### YOUR TASK
In the records that follow, show each line where the word "parte" is present.

### ENTRIES PROVIDED
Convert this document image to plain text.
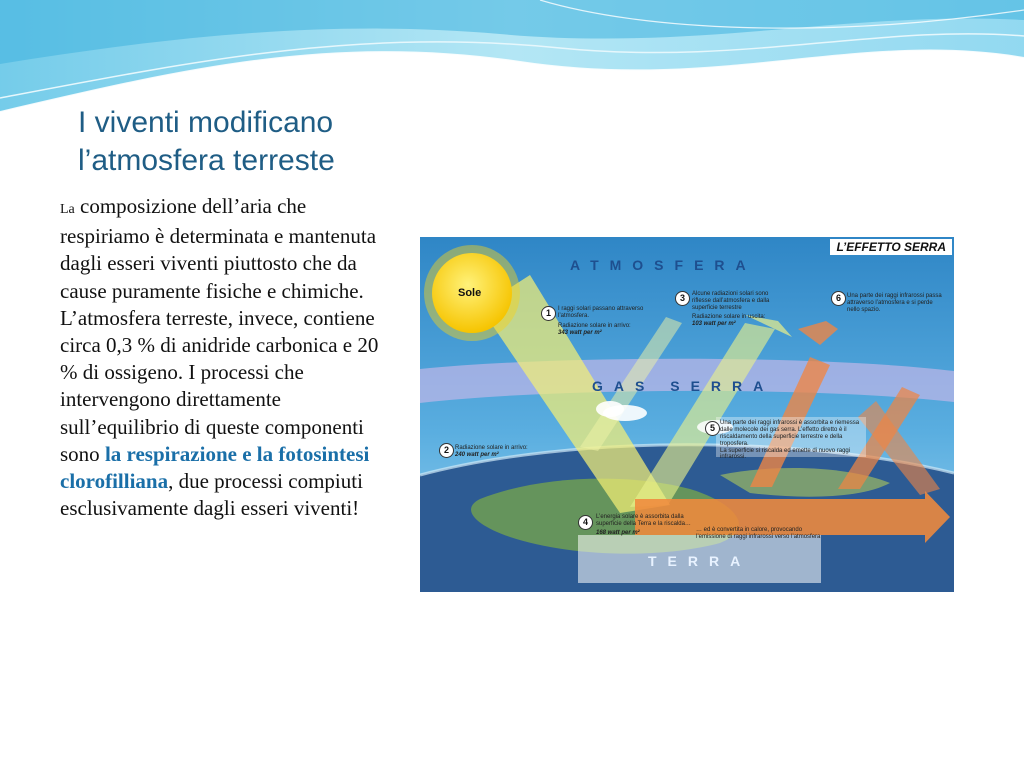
I viventi modificano
l’atmosfera terreste

La composizione dell’aria che respiriamo è determinata e mantenuta dagli esseri viventi piuttosto che da cause puramente fisiche e chimiche. L’atmosfera terreste, invece, contiene circa 0,3 % di anidride carbonica e 20 % di ossigeno. I processi che intervengono direttamente sull’equilibrio di queste componenti sono la respirazione e la fotosintesi clorofilliana, due processi compiuti esclusivamente dagli esseri viventi!

L’EFFETTO SERRA
ATMOSFERA
GAS SERRA
TERRA
Sole
1	I raggi solari passano attraverso l’atmosfera.
Radiazione solare in arrivo:
343 watt per m²
2	Radiazione solare in arrivo:
240 watt per m²
3	Alcune radiazioni solari sono riflesse dall’atmosfera e dalla superficie terrestre
Radiazione solare in uscita:
103 watt per m²
6	Una parte dei raggi infrarossi passa attraverso l’atmosfera e si perde nello spazio.
5 Una parte dei raggi infrarossi è assorbita e riemessa dalle molecole dei gas serra. L’effetto diretto è il riscaldamento della superficie terrestre e della troposfera.
La superficie si riscalda ed emette di nuovo raggi infrarossi.
4	L’energia solare è assorbita dalla superficie della Terra e la riscalda…
168 watt per m²	… ed è convertita in calore, provocando l’emissione di raggi infrarossi verso l’atmosfera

### SOLUTION FOR THIS TASK
6	Una parte dei raggi infrarossi passa attraverso l’atmosfera e si perde nello spazio.
5 Una parte dei raggi infrarossi è assorbita e riemessa dalle molecole dei gas serra. L’effetto diretto è il riscaldamento della superficie terrestre e della troposfera.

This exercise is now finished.